╭─ Records to process
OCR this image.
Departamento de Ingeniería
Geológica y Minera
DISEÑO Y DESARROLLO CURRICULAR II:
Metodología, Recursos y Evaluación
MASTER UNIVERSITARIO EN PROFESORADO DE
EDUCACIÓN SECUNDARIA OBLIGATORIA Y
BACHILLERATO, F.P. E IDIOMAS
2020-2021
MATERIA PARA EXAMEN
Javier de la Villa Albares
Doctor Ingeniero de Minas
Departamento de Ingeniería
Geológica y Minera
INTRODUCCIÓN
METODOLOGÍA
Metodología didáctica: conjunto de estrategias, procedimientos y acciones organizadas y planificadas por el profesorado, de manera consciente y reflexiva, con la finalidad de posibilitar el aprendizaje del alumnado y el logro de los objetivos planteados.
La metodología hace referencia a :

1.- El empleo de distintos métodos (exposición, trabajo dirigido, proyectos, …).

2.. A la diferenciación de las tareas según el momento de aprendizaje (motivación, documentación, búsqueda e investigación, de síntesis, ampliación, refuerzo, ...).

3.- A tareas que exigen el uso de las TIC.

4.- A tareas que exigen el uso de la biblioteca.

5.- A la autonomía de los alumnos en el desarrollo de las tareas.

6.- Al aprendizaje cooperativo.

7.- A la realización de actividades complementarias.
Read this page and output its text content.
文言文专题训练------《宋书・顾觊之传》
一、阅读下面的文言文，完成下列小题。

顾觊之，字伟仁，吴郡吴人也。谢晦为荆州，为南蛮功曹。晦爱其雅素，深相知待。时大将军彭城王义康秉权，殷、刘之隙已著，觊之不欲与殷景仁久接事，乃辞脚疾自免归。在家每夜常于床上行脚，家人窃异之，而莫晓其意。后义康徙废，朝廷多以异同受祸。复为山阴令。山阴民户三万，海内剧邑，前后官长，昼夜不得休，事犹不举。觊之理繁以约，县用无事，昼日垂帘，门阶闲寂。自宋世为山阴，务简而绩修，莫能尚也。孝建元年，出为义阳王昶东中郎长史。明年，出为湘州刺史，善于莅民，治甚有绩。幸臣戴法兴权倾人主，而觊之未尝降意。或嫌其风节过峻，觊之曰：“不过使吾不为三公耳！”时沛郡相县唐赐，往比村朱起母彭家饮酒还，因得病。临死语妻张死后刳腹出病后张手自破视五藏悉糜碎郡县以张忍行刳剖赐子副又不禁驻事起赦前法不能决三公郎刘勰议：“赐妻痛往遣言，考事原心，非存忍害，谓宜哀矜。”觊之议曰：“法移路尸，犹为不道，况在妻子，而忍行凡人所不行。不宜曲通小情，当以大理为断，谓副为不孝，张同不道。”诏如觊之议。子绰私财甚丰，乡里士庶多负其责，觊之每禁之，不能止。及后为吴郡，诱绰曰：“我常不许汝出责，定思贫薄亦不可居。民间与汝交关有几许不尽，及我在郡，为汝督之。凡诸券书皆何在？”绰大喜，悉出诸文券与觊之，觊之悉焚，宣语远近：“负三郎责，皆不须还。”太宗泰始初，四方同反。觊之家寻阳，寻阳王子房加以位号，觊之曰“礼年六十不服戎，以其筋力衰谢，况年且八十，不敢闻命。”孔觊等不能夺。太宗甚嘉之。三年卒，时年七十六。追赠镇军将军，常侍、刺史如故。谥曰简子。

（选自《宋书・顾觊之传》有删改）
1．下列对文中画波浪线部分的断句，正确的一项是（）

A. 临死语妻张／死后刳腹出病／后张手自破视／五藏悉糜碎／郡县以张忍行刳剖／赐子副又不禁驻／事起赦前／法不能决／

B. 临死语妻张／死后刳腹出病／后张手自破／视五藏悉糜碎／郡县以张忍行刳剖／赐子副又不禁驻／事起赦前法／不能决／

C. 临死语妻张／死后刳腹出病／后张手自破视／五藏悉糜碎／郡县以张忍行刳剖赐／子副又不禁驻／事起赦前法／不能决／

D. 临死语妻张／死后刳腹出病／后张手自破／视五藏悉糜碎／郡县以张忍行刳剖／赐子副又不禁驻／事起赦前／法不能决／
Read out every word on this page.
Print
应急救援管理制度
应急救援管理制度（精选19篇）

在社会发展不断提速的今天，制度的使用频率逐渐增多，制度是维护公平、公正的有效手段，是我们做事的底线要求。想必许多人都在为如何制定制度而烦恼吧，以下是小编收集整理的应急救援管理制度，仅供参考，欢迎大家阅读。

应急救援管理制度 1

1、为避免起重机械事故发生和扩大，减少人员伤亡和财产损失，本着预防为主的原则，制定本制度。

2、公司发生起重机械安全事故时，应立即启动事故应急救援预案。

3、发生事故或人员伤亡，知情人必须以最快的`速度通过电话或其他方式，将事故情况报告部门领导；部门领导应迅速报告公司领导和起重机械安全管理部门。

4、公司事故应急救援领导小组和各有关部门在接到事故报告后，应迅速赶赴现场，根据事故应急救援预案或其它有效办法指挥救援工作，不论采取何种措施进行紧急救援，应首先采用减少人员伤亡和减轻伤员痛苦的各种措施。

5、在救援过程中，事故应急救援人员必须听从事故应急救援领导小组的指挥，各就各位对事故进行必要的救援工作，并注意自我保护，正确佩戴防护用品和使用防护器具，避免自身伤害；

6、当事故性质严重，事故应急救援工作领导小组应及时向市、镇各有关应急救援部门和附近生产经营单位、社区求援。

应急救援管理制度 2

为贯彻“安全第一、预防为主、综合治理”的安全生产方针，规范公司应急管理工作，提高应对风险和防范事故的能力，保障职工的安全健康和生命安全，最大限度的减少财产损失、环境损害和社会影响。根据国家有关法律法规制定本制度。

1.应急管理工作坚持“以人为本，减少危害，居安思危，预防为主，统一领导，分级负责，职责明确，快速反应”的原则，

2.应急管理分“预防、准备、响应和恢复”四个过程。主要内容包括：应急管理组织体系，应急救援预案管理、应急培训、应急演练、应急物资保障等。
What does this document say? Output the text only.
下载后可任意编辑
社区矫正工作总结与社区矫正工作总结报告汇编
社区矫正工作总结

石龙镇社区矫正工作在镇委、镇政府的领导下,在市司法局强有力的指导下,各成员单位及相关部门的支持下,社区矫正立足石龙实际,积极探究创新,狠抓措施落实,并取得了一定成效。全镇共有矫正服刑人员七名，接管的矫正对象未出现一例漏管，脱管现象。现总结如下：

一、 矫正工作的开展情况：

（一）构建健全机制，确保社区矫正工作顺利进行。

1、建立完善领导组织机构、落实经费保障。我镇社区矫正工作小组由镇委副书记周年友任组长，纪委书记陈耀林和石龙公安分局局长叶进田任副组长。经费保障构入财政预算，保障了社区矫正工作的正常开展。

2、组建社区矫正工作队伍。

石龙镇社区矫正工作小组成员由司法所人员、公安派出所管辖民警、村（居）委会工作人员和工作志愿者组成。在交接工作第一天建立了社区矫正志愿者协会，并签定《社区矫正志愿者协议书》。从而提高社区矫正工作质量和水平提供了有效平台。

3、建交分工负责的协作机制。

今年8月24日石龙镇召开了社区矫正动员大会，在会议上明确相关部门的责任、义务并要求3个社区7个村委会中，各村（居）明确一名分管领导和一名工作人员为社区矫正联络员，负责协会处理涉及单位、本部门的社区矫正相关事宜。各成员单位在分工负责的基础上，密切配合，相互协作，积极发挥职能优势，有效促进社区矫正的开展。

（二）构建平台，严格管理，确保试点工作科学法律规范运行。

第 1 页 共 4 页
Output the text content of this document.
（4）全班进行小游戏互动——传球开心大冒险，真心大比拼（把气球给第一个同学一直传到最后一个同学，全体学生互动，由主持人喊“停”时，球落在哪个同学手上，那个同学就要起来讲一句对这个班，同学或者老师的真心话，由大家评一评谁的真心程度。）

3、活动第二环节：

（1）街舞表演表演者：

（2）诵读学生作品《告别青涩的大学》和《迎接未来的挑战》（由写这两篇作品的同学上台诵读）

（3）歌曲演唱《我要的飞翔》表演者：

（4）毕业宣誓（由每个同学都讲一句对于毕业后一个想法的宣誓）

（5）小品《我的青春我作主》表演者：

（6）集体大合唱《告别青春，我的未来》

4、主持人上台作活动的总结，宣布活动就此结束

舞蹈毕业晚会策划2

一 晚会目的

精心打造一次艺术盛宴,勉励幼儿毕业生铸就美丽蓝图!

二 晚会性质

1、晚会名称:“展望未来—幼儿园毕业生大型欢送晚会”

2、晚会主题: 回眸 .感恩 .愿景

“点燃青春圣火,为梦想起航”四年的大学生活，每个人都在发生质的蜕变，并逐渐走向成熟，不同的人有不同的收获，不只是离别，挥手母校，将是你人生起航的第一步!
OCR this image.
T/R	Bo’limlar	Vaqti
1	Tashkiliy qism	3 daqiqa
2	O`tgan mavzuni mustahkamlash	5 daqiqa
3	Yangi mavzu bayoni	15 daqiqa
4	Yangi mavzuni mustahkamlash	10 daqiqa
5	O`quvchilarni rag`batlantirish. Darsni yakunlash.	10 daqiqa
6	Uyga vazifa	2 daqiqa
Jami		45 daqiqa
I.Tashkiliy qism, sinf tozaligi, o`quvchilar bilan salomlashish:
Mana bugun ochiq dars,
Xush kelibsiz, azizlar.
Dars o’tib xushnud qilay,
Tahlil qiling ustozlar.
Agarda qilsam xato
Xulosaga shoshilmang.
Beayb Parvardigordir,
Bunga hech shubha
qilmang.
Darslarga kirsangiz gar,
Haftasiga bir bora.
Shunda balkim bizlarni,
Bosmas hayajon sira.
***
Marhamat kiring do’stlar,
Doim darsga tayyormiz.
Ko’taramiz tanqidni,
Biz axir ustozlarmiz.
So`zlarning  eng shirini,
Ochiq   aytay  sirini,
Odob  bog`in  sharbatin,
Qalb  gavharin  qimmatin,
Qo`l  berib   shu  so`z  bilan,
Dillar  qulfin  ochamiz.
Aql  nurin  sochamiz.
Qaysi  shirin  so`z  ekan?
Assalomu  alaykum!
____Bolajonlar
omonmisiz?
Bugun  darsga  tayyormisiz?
╰─
- _Work to do_: Using the listing above, show every line that includes the string "mustahkamlash".

- _Full answer_:
2	O`tgan mavzuni mustahkamlash	5 daqiqa
4	Yangi mavzuni mustahkamlash	10 daqiqa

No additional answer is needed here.